Short exercise >> Extract, word for word, each line from the line holding "Give me the" through the end of the records. Omit every picture.
= = =
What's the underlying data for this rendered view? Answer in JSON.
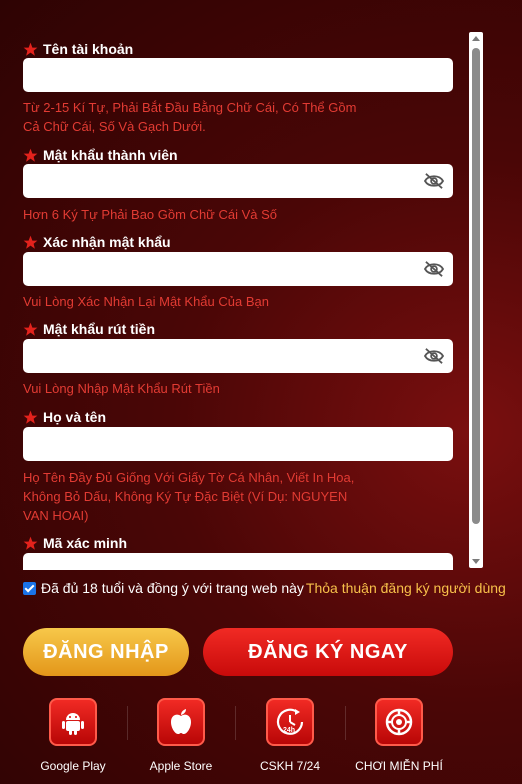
{
  "fields": [
    {
      "label": "Tên tài khoản",
      "hint": "Từ 2-15 Kí Tự, Phải Bắt Đầu Bằng Chữ Cái, Có Thể Gồm Cả Chữ Cái, Số Và Gạch Dưới.",
      "value": "",
      "password": false
    },
    {
      "label": "Mật khẩu thành viên",
      "hint": "Hơn 6 Ký Tự Phải Bao Gồm Chữ Cái Và Số",
      "value": "",
      "password": true
    },
    {
      "label": "Xác nhận mật khẩu",
      "hint": "Vui Lòng Xác Nhận Lại Mật Khẩu Của Bạn",
      "value": "",
      "password": true
    },
    {
      "label": "Mật khẩu rút tiền",
      "hint": "Vui Lòng Nhập Mật Khẩu Rút Tiền",
      "value": "",
      "password": true
    },
    {
      "label": "Họ và tên",
      "hint": "Họ Tên Đầy Đủ Giống Với Giấy Tờ Cá Nhân, Viết In Hoa, Không Bỏ Dấu, Không Ký Tự Đặc Biệt (Ví Dụ: NGUYEN VAN HOAI)",
      "value": "",
      "password": false
    },
    {
      "label": "Mã xác minh",
      "hint": "",
      "value": "",
      "password": false
    }
  ],
  "agreement": {
    "checked": true,
    "text": "Đã đủ 18 tuổi và đồng ý với trang web này",
    "link": "Thỏa thuận đăng ký người dùng"
  },
  "buttons": {
    "login": "ĐĂNG NHẬP",
    "register": "ĐĂNG KÝ NGAY"
  },
  "footer": [
    {
      "label": "Google Play",
      "icon": "android-icon"
    },
    {
      "label": "Apple Store",
      "icon": "apple-icon"
    },
    {
      "label": "CSKH 7/24",
      "icon": "support-24h-icon"
    },
    {
      "label": "CHƠI MIỄN PHÍ",
      "icon": "chip-icon"
    }
  ],
  "colors": {
    "accent_red": "#e3221c",
    "hint_red": "#e23b33",
    "gold": "#f7c04a"
  }
}
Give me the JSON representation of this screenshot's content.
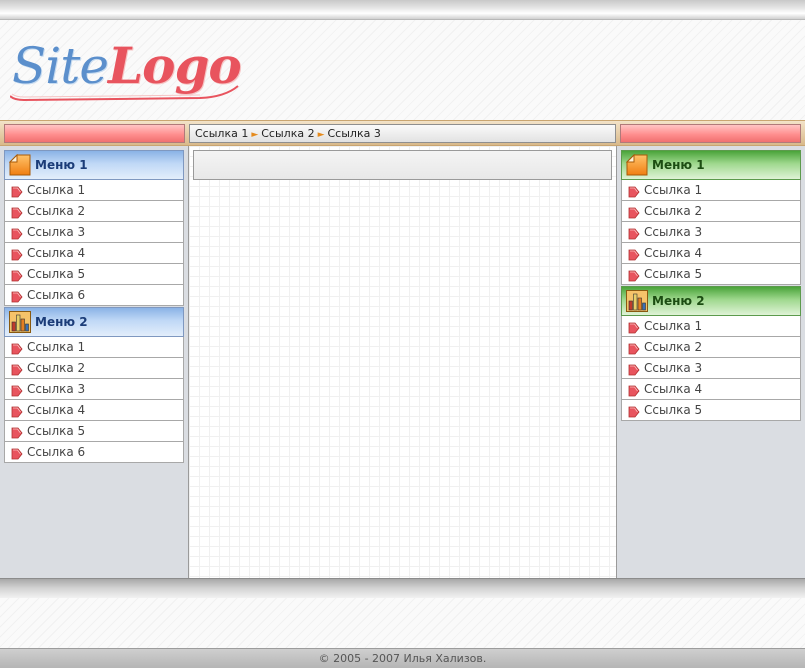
{
  "logo": {
    "part1": "Site",
    "part2": "Logo"
  },
  "breadcrumb": [
    {
      "label": "Ссылка 1"
    },
    {
      "label": "Ссылка 2"
    },
    {
      "label": "Ссылка 3"
    }
  ],
  "left_sidebar": {
    "menus": [
      {
        "title": "Меню 1",
        "icon": "page-icon",
        "items": [
          "Ссылка 1",
          "Ссылка 2",
          "Ссылка 3",
          "Ссылка 4",
          "Ссылка 5",
          "Ссылка 6"
        ]
      },
      {
        "title": "Меню 2",
        "icon": "bar-chart-icon",
        "items": [
          "Ссылка 1",
          "Ссылка 2",
          "Ссылка 3",
          "Ссылка 4",
          "Ссылка 5",
          "Ссылка 6"
        ]
      }
    ]
  },
  "right_sidebar": {
    "menus": [
      {
        "title": "Меню 1",
        "icon": "page-icon",
        "items": [
          "Ссылка 1",
          "Ссылка 2",
          "Ссылка 3",
          "Ссылка 4",
          "Ссылка 5"
        ]
      },
      {
        "title": "Меню 2",
        "icon": "bar-chart-icon",
        "items": [
          "Ссылка 1",
          "Ссылка 2",
          "Ссылка 3",
          "Ссылка 4",
          "Ссылка 5"
        ]
      }
    ]
  },
  "footer": {
    "copyright": "© 2005 - 2007 Илья Хализов."
  },
  "colors": {
    "left_menu_header": "#8ab3e6",
    "right_menu_header": "#4aa43a",
    "red_bar": "#ff8f8f",
    "item_arrow": "#e8545e"
  }
}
= = =
Output >>
Give me the JSON representation of this screenshot's content.
{
  "logo": {
    "part1": "Site",
    "part2": "Logo"
  },
  "breadcrumb": [
    {
      "label": "Ссылка 1"
    },
    {
      "label": "Ссылка 2"
    },
    {
      "label": "Ссылка 3"
    }
  ],
  "left_sidebar": {
    "menus": [
      {
        "title": "Меню 1",
        "icon": "page-icon",
        "items": [
          "Ссылка 1",
          "Ссылка 2",
          "Ссылка 3",
          "Ссылка 4",
          "Ссылка 5",
          "Ссылка 6"
        ]
      },
      {
        "title": "Меню 2",
        "icon": "bar-chart-icon",
        "items": [
          "Ссылка 1",
          "Ссылка 2",
          "Ссылка 3",
          "Ссылка 4",
          "Ссылка 5",
          "Ссылка 6"
        ]
      }
    ]
  },
  "right_sidebar": {
    "menus": [
      {
        "title": "Меню 1",
        "icon": "page-icon",
        "items": [
          "Ссылка 1",
          "Ссылка 2",
          "Ссылка 3",
          "Ссылка 4",
          "Ссылка 5"
        ]
      },
      {
        "title": "Меню 2",
        "icon": "bar-chart-icon",
        "items": [
          "Ссылка 1",
          "Ссылка 2",
          "Ссылка 3",
          "Ссылка 4",
          "Ссылка 5"
        ]
      }
    ]
  },
  "footer": {
    "copyright": "© 2005 - 2007 Илья Хализов."
  },
  "colors": {
    "left_menu_header": "#8ab3e6",
    "right_menu_header": "#4aa43a",
    "red_bar": "#ff8f8f",
    "item_arrow": "#e8545e"
  }
}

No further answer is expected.